Problem description:
Check the listing below for lines that hold "title". How many are there? Please give only the number.

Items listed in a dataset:
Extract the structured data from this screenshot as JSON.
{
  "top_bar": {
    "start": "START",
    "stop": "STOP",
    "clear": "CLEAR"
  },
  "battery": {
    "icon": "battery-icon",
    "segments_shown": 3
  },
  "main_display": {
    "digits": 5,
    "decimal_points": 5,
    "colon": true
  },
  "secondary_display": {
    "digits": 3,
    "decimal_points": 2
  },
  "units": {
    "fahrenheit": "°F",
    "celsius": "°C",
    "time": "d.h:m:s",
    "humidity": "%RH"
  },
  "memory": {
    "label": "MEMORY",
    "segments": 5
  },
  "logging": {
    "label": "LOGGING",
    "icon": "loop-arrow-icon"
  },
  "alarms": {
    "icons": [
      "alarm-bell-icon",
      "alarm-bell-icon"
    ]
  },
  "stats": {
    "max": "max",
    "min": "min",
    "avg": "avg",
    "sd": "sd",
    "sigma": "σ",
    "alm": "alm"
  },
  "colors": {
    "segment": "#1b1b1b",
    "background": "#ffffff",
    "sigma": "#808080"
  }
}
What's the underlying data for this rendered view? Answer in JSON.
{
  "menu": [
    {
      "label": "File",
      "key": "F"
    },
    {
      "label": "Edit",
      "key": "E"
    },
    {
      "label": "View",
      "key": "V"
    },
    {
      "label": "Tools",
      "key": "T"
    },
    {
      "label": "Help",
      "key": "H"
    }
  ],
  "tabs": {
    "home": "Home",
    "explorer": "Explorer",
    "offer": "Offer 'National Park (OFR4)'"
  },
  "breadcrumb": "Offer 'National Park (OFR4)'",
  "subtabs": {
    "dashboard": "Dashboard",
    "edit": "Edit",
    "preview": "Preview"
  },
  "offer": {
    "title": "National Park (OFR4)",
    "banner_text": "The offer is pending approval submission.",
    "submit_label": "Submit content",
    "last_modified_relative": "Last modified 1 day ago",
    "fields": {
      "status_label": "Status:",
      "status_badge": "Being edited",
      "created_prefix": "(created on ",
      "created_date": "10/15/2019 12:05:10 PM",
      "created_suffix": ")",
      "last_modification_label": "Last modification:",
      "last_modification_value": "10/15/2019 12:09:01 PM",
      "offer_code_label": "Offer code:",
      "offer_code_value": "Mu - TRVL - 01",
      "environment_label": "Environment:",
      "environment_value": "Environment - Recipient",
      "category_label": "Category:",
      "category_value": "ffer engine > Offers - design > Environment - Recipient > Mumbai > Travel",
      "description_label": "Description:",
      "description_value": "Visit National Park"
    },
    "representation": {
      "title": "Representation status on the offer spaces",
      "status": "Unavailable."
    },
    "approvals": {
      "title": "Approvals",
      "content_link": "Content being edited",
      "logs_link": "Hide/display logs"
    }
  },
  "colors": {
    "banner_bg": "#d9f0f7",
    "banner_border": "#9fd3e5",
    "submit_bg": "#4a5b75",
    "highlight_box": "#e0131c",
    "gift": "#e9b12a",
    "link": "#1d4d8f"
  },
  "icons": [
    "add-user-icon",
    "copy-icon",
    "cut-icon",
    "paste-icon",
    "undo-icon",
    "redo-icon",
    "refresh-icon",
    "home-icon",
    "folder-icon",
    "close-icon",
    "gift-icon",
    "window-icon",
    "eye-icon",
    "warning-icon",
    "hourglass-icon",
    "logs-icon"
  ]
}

Result:
3